#### TASK INPUTS ####

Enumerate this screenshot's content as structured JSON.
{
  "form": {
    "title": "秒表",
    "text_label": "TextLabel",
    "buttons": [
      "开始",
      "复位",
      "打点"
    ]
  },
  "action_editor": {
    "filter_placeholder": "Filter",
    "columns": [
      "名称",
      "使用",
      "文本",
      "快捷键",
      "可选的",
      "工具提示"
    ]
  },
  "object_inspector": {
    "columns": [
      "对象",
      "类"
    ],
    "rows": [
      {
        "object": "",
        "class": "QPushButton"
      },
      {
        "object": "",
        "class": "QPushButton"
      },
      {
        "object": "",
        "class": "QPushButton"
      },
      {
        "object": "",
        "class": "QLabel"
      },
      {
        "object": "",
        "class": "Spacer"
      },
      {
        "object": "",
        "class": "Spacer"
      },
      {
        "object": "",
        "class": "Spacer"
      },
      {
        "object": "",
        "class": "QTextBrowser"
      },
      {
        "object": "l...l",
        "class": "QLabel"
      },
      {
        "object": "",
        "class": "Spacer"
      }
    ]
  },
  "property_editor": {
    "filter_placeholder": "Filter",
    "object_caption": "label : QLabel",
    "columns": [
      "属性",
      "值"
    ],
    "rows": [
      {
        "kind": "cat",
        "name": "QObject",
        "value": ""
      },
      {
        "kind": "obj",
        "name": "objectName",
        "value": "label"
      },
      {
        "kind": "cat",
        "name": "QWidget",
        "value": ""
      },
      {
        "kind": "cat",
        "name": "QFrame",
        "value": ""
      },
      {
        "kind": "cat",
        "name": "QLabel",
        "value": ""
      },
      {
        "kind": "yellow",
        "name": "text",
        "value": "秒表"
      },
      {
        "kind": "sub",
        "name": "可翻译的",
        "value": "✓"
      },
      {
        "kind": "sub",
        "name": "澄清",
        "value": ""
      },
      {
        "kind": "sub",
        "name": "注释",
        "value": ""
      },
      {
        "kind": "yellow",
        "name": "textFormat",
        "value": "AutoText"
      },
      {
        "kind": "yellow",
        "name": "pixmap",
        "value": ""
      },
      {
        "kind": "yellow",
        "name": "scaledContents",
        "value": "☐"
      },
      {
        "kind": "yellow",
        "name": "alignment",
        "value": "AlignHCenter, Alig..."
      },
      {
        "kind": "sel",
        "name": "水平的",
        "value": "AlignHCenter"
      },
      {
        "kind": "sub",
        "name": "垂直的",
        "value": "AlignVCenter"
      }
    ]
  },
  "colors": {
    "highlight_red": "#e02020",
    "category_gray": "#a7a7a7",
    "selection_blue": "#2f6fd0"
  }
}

####

## PROBLEM TO SOLVE
Repeat each entry word for word.

## RESULT FOR THIS TASK
Enumerate this screenshot's content as structured JSON.
{
  "form": {
    "title": "秒表",
    "text_label": "TextLabel",
    "buttons": [
      "开始",
      "复位",
      "打点"
    ]
  },
  "action_editor": {
    "filter_placeholder": "Filter",
    "columns": [
      "名称",
      "使用",
      "文本",
      "快捷键",
      "可选的",
      "工具提示"
    ]
  },
  "object_inspector": {
    "columns": [
      "对象",
      "类"
    ],
    "rows": [
      {
        "object": "",
        "class": "QPushButton"
      },
      {
        "object": "",
        "class": "QPushButton"
      },
      {
        "object": "",
        "class": "QPushButton"
      },
      {
        "object": "",
        "class": "QLabel"
      },
      {
        "object": "",
        "class": "Spacer"
      },
      {
        "object": "",
        "class": "Spacer"
      },
      {
        "object": "",
        "class": "Spacer"
      },
      {
        "object": "",
        "class": "QTextBrowser"
      },
      {
        "object": "l...l",
        "class": "QLabel"
      },
      {
        "object": "",
        "class": "Spacer"
      }
    ]
  },
  "property_editor": {
    "filter_placeholder": "Filter",
    "object_caption": "label : QLabel",
    "columns": [
      "属性",
      "值"
    ],
    "rows": [
      {
        "kind": "cat",
        "name": "QObject",
        "value": ""
      },
      {
        "kind": "obj",
        "name": "objectName",
        "value": "label"
      },
      {
        "kind": "cat",
        "name": "QWidget",
        "value": ""
      },
      {
        "kind": "cat",
        "name": "QFrame",
        "value": ""
      },
      {
        "kind": "cat",
        "name": "QLabel",
        "value": ""
      },
      {
        "kind": "yellow",
        "name": "text",
        "value": "秒表"
      },
      {
        "kind": "sub",
        "name": "可翻译的",
        "value": "✓"
      },
      {
        "kind": "sub",
        "name": "澄清",
        "value": ""
      },
      {
        "kind": "sub",
        "name": "注释",
        "value": ""
      },
      {
        "kind": "yellow",
        "name": "textFormat",
        "value": "AutoText"
      },
      {
        "kind": "yellow",
        "name": "pixmap",
        "value": ""
      },
      {
        "kind": "yellow",
        "name": "scaledContents",
        "value": "☐"
      },
      {
        "kind": "yellow",
        "name": "alignment",
        "value": "AlignHCenter, Alig..."
      },
      {
        "kind": "sel",
        "name": "水平的",
        "value": "AlignHCenter"
      },
      {
        "kind": "sub",
        "name": "垂直的",
        "value": "AlignVCenter"
      }
    ]
  },
  "colors": {
    "highlight_red": "#e02020",
    "category_gray": "#a7a7a7",
    "selection_blue": "#2f6fd0"
  }
}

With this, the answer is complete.